** start of Given records **
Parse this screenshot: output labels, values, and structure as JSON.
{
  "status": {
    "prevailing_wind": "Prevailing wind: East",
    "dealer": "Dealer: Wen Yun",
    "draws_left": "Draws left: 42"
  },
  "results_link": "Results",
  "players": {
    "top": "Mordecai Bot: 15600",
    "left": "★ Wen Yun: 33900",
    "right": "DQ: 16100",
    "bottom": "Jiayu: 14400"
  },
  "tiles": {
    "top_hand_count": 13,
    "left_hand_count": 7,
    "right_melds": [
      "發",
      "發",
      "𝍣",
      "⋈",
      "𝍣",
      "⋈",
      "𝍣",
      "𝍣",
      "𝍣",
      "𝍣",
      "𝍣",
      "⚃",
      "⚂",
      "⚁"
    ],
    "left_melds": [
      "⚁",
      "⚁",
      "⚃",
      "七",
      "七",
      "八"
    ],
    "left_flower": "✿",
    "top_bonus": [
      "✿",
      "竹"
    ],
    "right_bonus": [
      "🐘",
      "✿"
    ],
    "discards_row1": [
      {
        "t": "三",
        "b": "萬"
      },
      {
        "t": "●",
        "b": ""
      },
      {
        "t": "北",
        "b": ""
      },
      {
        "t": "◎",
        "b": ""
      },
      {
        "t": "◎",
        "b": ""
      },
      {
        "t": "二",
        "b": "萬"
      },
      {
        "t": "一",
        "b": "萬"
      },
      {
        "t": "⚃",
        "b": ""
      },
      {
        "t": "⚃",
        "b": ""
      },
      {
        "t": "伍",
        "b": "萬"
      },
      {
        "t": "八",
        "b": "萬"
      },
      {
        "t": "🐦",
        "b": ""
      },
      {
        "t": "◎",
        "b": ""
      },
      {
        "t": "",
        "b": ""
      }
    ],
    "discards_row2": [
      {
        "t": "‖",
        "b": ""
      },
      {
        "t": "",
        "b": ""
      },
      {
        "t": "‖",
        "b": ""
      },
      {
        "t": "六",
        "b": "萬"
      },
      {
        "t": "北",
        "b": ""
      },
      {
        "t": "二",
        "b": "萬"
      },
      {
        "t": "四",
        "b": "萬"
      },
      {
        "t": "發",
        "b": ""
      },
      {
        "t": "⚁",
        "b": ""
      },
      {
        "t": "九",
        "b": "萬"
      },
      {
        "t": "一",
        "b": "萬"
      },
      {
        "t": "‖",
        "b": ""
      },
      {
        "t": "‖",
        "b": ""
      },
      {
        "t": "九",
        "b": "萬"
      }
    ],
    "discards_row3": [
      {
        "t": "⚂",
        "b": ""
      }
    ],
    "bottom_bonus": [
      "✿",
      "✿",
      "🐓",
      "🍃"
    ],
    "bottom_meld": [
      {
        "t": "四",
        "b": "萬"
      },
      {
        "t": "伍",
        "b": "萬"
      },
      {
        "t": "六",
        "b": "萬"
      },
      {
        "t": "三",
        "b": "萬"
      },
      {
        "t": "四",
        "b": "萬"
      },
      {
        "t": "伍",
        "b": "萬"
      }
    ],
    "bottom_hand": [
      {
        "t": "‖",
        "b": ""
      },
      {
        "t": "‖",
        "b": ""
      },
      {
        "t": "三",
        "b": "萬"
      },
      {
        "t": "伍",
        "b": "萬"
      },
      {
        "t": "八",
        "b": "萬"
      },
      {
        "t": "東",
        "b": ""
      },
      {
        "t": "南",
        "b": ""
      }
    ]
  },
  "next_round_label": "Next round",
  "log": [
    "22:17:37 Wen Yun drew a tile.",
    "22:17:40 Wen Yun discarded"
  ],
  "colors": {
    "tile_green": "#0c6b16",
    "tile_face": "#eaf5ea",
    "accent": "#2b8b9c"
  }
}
** end of Given records **
Instructions for the task: Above are some records; repeat all of them exactly.

Answer for the task:
Parse this screenshot: output labels, values, and structure as JSON.
{
  "status": {
    "prevailing_wind": "Prevailing wind: East",
    "dealer": "Dealer: Wen Yun",
    "draws_left": "Draws left: 42"
  },
  "results_link": "Results",
  "players": {
    "top": "Mordecai Bot: 15600",
    "left": "★ Wen Yun: 33900",
    "right": "DQ: 16100",
    "bottom": "Jiayu: 14400"
  },
  "tiles": {
    "top_hand_count": 13,
    "left_hand_count": 7,
    "right_melds": [
      "發",
      "發",
      "𝍣",
      "⋈",
      "𝍣",
      "⋈",
      "𝍣",
      "𝍣",
      "𝍣",
      "𝍣",
      "𝍣",
      "⚃",
      "⚂",
      "⚁"
    ],
    "left_melds": [
      "⚁",
      "⚁",
      "⚃",
      "七",
      "七",
      "八"
    ],
    "left_flower": "✿",
    "top_bonus": [
      "✿",
      "竹"
    ],
    "right_bonus": [
      "🐘",
      "✿"
    ],
    "discards_row1": [
      {
        "t": "三",
        "b": "萬"
      },
      {
        "t": "●",
        "b": ""
      },
      {
        "t": "北",
        "b": ""
      },
      {
        "t": "◎",
        "b": ""
      },
      {
        "t": "◎",
        "b": ""
      },
      {
        "t": "二",
        "b": "萬"
      },
      {
        "t": "一",
        "b": "萬"
      },
      {
        "t": "⚃",
        "b": ""
      },
      {
        "t": "⚃",
        "b": ""
      },
      {
        "t": "伍",
        "b": "萬"
      },
      {
        "t": "八",
        "b": "萬"
      },
      {
        "t": "🐦",
        "b": ""
      },
      {
        "t": "◎",
        "b": ""
      },
      {
        "t": "",
        "b": ""
      }
    ],
    "discards_row2": [
      {
        "t": "‖",
        "b": ""
      },
      {
        "t": "",
        "b": ""
      },
      {
        "t": "‖",
        "b": ""
      },
      {
        "t": "六",
        "b": "萬"
      },
      {
        "t": "北",
        "b": ""
      },
      {
        "t": "二",
        "b": "萬"
      },
      {
        "t": "四",
        "b": "萬"
      },
      {
        "t": "發",
        "b": ""
      },
      {
        "t": "⚁",
        "b": ""
      },
      {
        "t": "九",
        "b": "萬"
      },
      {
        "t": "一",
        "b": "萬"
      },
      {
        "t": "‖",
        "b": ""
      },
      {
        "t": "‖",
        "b": ""
      },
      {
        "t": "九",
        "b": "萬"
      }
    ],
    "discards_row3": [
      {
        "t": "⚂",
        "b": ""
      }
    ],
    "bottom_bonus": [
      "✿",
      "✿",
      "🐓",
      "🍃"
    ],
    "bottom_meld": [
      {
        "t": "四",
        "b": "萬"
      },
      {
        "t": "伍",
        "b": "萬"
      },
      {
        "t": "六",
        "b": "萬"
      },
      {
        "t": "三",
        "b": "萬"
      },
      {
        "t": "四",
        "b": "萬"
      },
      {
        "t": "伍",
        "b": "萬"
      }
    ],
    "bottom_hand": [
      {
        "t": "‖",
        "b": ""
      },
      {
        "t": "‖",
        "b": ""
      },
      {
        "t": "三",
        "b": "萬"
      },
      {
        "t": "伍",
        "b": "萬"
      },
      {
        "t": "八",
        "b": "萬"
      },
      {
        "t": "東",
        "b": ""
      },
      {
        "t": "南",
        "b": ""
      }
    ]
  },
  "next_round_label": "Next round",
  "log": [
    "22:17:37 Wen Yun drew a tile.",
    "22:17:40 Wen Yun discarded"
  ],
  "colors": {
    "tile_green": "#0c6b16",
    "tile_face": "#eaf5ea",
    "accent": "#2b8b9c"
  }
}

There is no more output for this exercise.